■ **Énoncé 1**
D'après l'article sur l'agriculture urbaine, qu'est-ce qui est de plus en plus réservé aux jardins potagers et aux vergers ?
::: Article
Le terme d'agriculture urbaine est à la mode. Des surfaces de plus en plus importantes sont réservées aux jardins potagers, vergers etc. Ces initiatives sont salutaires et leur ampleur mérite parfois la dénomination agricole. Ce qui est gênant, c'est de parler d'une agriculture urbaine à part. D'une agriculture qui ne fait pas vraiment partie de l'agriculture et qui se pose des questions uniquement liées à son environnement urbain. L'activité agricole devient alors une animation autour du jardinage, des mini-élevages éducatifs, une vitrine pour la vente de produits agricoles régionaux ou un espace de délassement.
::::::
::: Données fournies
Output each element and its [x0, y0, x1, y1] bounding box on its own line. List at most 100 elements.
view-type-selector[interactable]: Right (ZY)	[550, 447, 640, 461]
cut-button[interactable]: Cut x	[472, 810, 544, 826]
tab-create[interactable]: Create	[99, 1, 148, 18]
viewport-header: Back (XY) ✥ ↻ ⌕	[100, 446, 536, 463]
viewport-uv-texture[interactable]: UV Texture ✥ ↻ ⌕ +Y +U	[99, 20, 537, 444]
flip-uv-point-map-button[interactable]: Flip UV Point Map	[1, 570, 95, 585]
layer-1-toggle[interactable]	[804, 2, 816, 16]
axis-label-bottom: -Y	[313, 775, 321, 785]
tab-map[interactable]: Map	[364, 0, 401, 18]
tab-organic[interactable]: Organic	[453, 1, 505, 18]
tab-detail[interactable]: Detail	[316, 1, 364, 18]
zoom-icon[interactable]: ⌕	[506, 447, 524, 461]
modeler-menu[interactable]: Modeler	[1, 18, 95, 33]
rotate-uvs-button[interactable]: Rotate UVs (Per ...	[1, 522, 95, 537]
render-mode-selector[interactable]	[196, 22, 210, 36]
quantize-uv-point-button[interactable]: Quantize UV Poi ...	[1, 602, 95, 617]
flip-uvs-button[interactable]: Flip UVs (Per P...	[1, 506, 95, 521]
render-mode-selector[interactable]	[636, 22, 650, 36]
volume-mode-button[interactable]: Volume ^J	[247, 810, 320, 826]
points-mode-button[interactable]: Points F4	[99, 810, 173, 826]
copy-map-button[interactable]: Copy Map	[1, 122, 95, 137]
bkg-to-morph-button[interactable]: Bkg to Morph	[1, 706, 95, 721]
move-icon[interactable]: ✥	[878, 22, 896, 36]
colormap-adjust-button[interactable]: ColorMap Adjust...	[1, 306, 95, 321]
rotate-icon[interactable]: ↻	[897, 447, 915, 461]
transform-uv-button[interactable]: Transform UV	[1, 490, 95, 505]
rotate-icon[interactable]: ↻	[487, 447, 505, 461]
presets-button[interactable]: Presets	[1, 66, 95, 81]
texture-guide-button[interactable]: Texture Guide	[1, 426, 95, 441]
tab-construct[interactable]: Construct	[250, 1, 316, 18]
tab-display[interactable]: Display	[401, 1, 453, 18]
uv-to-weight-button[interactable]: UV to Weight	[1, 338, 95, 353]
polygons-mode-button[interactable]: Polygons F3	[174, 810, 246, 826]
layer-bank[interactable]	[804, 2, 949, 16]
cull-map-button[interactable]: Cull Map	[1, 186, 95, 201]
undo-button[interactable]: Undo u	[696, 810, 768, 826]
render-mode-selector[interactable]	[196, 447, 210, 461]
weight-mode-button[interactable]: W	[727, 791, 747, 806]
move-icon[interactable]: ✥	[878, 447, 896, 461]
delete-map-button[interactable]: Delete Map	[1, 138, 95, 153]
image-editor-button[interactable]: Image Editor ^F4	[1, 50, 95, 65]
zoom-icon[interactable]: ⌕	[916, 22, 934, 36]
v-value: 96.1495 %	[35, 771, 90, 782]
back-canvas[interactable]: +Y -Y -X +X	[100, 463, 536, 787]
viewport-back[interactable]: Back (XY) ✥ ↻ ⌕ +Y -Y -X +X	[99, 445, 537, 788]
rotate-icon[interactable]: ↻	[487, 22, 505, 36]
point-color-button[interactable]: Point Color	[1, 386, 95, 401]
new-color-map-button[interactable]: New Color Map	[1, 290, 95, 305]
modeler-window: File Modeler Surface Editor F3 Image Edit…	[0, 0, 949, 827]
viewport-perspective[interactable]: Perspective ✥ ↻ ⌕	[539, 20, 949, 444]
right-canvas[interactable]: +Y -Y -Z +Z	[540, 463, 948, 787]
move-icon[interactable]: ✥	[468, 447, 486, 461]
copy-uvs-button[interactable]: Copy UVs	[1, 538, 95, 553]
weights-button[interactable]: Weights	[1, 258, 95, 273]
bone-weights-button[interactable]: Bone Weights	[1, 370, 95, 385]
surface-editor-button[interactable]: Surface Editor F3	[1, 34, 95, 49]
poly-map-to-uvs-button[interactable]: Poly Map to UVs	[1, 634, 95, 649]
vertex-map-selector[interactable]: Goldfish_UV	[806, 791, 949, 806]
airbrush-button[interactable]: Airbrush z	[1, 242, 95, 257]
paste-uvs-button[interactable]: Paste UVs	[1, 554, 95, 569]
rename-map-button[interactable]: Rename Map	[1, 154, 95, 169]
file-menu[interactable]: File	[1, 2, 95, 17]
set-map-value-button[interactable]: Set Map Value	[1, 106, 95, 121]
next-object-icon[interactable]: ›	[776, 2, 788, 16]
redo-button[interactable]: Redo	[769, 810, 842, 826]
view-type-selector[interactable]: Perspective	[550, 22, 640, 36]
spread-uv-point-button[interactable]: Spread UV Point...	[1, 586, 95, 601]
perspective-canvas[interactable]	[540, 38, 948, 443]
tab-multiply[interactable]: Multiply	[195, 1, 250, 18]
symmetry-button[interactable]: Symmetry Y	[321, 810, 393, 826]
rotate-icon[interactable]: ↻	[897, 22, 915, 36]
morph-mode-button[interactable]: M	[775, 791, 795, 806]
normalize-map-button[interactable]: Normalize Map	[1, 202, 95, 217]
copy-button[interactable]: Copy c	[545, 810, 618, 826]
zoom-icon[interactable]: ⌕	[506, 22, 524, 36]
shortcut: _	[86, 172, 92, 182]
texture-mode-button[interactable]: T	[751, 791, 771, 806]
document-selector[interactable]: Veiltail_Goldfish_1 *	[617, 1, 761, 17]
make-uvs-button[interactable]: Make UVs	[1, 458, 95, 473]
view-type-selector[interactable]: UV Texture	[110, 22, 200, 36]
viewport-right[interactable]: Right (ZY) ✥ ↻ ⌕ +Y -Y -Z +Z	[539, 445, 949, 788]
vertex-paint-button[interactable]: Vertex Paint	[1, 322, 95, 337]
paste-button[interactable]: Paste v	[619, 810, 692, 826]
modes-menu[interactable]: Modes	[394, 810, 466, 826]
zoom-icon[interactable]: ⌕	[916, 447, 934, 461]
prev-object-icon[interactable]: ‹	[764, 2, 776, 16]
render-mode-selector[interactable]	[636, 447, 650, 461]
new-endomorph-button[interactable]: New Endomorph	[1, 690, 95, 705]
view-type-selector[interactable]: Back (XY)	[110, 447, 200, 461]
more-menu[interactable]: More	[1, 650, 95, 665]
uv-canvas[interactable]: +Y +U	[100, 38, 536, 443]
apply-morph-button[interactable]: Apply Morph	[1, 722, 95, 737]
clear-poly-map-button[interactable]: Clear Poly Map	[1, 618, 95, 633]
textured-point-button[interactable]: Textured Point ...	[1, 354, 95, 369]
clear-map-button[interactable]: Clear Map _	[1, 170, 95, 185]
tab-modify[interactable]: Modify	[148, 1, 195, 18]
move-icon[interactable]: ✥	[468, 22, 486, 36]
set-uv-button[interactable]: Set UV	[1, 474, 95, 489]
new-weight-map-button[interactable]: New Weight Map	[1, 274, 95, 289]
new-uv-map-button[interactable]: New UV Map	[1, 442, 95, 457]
::::::
■ **Énoncé 2**
Recopiez à l'identique les lignes des enregistrements, depuis leur début jusqu'à la ligne contenant « 1, 148, 18] », cette dernière incluse.

■ **Réponse complète 1**
Des surfaces de plus en plus importantes.

■ **Réponse complète 2**
Output each element and its [x0, y0, x1, y1] bounding box on its own line. List at most 100 elements.
view-type-selector[interactable]: Right (ZY)	[550, 447, 640, 461]
cut-button[interactable]: Cut x	[472, 810, 544, 826]
tab-create[interactable]: Create	[99, 1, 148, 18]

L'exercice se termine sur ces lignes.